- EXTRACTED DATA:
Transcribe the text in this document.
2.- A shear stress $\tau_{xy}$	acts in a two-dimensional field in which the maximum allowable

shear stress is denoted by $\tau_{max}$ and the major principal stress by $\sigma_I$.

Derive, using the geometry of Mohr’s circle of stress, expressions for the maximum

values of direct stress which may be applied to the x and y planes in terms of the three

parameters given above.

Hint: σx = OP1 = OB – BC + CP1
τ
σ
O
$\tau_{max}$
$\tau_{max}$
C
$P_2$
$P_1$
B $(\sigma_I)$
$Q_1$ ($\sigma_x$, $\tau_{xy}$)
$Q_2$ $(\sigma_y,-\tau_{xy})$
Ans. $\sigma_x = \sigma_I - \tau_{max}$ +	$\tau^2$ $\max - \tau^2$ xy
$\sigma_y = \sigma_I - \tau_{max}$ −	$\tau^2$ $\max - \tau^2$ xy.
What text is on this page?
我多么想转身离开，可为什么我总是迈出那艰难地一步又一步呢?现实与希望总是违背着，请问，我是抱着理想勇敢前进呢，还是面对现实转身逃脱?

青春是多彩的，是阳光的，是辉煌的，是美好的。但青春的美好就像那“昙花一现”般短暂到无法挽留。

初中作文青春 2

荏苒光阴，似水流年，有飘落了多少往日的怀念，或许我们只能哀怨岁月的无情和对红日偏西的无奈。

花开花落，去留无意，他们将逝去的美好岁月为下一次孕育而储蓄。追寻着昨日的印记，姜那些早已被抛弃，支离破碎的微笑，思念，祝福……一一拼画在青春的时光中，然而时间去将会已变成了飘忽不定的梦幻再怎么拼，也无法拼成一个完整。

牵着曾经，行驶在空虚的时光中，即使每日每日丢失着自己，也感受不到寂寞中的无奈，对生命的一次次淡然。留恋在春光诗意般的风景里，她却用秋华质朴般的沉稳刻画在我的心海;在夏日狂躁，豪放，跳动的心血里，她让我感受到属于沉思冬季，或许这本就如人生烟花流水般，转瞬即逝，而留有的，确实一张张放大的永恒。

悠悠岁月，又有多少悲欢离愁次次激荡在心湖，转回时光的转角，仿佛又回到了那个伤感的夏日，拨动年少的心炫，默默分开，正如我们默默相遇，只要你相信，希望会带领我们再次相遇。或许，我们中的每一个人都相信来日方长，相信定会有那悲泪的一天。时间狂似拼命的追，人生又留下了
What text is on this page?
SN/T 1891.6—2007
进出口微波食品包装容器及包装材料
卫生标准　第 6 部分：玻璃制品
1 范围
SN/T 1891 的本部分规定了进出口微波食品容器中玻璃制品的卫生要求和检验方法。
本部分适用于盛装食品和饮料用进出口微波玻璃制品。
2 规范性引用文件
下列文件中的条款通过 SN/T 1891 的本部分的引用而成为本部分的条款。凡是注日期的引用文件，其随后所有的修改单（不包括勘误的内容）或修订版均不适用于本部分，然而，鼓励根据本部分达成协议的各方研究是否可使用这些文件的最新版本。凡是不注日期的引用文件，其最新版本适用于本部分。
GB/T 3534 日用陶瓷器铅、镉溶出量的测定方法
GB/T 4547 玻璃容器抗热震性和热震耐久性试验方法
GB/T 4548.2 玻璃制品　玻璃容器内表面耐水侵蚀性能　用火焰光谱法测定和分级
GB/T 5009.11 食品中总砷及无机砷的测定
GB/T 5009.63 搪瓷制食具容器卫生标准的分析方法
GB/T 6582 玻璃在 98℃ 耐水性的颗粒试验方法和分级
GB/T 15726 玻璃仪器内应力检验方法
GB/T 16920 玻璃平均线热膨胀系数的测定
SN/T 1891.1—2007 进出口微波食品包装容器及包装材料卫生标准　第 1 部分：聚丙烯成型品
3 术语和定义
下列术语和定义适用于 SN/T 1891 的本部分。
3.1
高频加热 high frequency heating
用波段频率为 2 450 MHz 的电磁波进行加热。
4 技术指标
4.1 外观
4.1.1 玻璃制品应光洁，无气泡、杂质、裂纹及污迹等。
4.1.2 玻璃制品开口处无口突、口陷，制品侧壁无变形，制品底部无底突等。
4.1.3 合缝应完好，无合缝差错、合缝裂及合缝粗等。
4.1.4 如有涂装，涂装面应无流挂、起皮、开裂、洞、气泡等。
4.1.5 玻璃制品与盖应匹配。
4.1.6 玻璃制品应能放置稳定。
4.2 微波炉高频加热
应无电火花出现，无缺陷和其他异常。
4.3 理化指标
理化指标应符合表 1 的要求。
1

- WORK TO DO: Take the lines above and print them exactly.

- SOLUTION:
Transcribe the text in this document.
2.- A shear stress $\tau_{xy}$	acts in a two-dimensional field in which the maximum allowable

shear stress is denoted by $\tau_{max}$ and the major principal stress by $\sigma_I$.

Derive, using the geometry of Mohr’s circle of stress, expressions for the maximum

values of direct stress which may be applied to the x and y planes in terms of the three

parameters given above.

Hint: σx = OP1 = OB – BC + CP1
τ
σ
O
$\tau_{max}$
$\tau_{max}$
C
$P_2$
$P_1$
B $(\sigma_I)$
$Q_1$ ($\sigma_x$, $\tau_{xy}$)
$Q_2$ $(\sigma_y,-\tau_{xy})$
Ans. $\sigma_x = \sigma_I - \tau_{max}$ +	$\tau^2$ $\max - \tau^2$ xy
$\sigma_y = \sigma_I - \tau_{max}$ −	$\tau^2$ $\max - \tau^2$ xy.
What text is on this page?
我多么想转身离开，可为什么我总是迈出那艰难地一步又一步呢?现实与希望总是违背着，请问，我是抱着理想勇敢前进呢，还是面对现实转身逃脱?

青春是多彩的，是阳光的，是辉煌的，是美好的。但青春的美好就像那“昙花一现”般短暂到无法挽留。

初中作文青春 2

荏苒光阴，似水流年，有飘落了多少往日的怀念，或许我们只能哀怨岁月的无情和对红日偏西的无奈。

花开花落，去留无意，他们将逝去的美好岁月为下一次孕育而储蓄。追寻着昨日的印记，姜那些早已被抛弃，支离破碎的微笑，思念，祝福……一一拼画在青春的时光中，然而时间去将会已变成了飘忽不定的梦幻再怎么拼，也无法拼成一个完整。

牵着曾经，行驶在空虚的时光中，即使每日每日丢失着自己，也感受不到寂寞中的无奈，对生命的一次次淡然。留恋在春光诗意般的风景里，她却用秋华质朴般的沉稳刻画在我的心海;在夏日狂躁，豪放，跳动的心血里，她让我感受到属于沉思冬季，或许这本就如人生烟花流水般，转瞬即逝，而留有的，确实一张张放大的永恒。

悠悠岁月，又有多少悲欢离愁次次激荡在心湖，转回时光的转角，仿佛又回到了那个伤感的夏日，拨动年少的心炫，默默分开，正如我们默默相遇，只要你相信，希望会带领我们再次相遇。或许，我们中的每一个人都相信来日方长，相信定会有那悲泪的一天。时间狂似拼命的追，人生又留下了
What text is on this page?
SN/T 1891.6—2007
进出口微波食品包装容器及包装材料
卫生标准　第 6 部分：玻璃制品
1 范围
SN/T 1891 的本部分规定了进出口微波食品容器中玻璃制品的卫生要求和检验方法。
本部分适用于盛装食品和饮料用进出口微波玻璃制品。
2 规范性引用文件
下列文件中的条款通过 SN/T 1891 的本部分的引用而成为本部分的条款。凡是注日期的引用文件，其随后所有的修改单（不包括勘误的内容）或修订版均不适用于本部分，然而，鼓励根据本部分达成协议的各方研究是否可使用这些文件的最新版本。凡是不注日期的引用文件，其最新版本适用于本部分。
GB/T 3534 日用陶瓷器铅、镉溶出量的测定方法
GB/T 4547 玻璃容器抗热震性和热震耐久性试验方法
GB/T 4548.2 玻璃制品　玻璃容器内表面耐水侵蚀性能　用火焰光谱法测定和分级
GB/T 5009.11 食品中总砷及无机砷的测定
GB/T 5009.63 搪瓷制食具容器卫生标准的分析方法
GB/T 6582 玻璃在 98℃ 耐水性的颗粒试验方法和分级
GB/T 15726 玻璃仪器内应力检验方法
GB/T 16920 玻璃平均线热膨胀系数的测定
SN/T 1891.1—2007 进出口微波食品包装容器及包装材料卫生标准　第 1 部分：聚丙烯成型品
3 术语和定义
下列术语和定义适用于 SN/T 1891 的本部分。
3.1
高频加热 high frequency heating
用波段频率为 2 450 MHz 的电磁波进行加热。
4 技术指标
4.1 外观
4.1.1 玻璃制品应光洁，无气泡、杂质、裂纹及污迹等。
4.1.2 玻璃制品开口处无口突、口陷，制品侧壁无变形，制品底部无底突等。
4.1.3 合缝应完好，无合缝差错、合缝裂及合缝粗等。
4.1.4 如有涂装，涂装面应无流挂、起皮、开裂、洞、气泡等。
4.1.5 玻璃制品与盖应匹配。
4.1.6 玻璃制品应能放置稳定。
4.2 微波炉高频加热
应无电火花出现，无缺陷和其他异常。
4.3 理化指标
理化指标应符合表 1 的要求。
1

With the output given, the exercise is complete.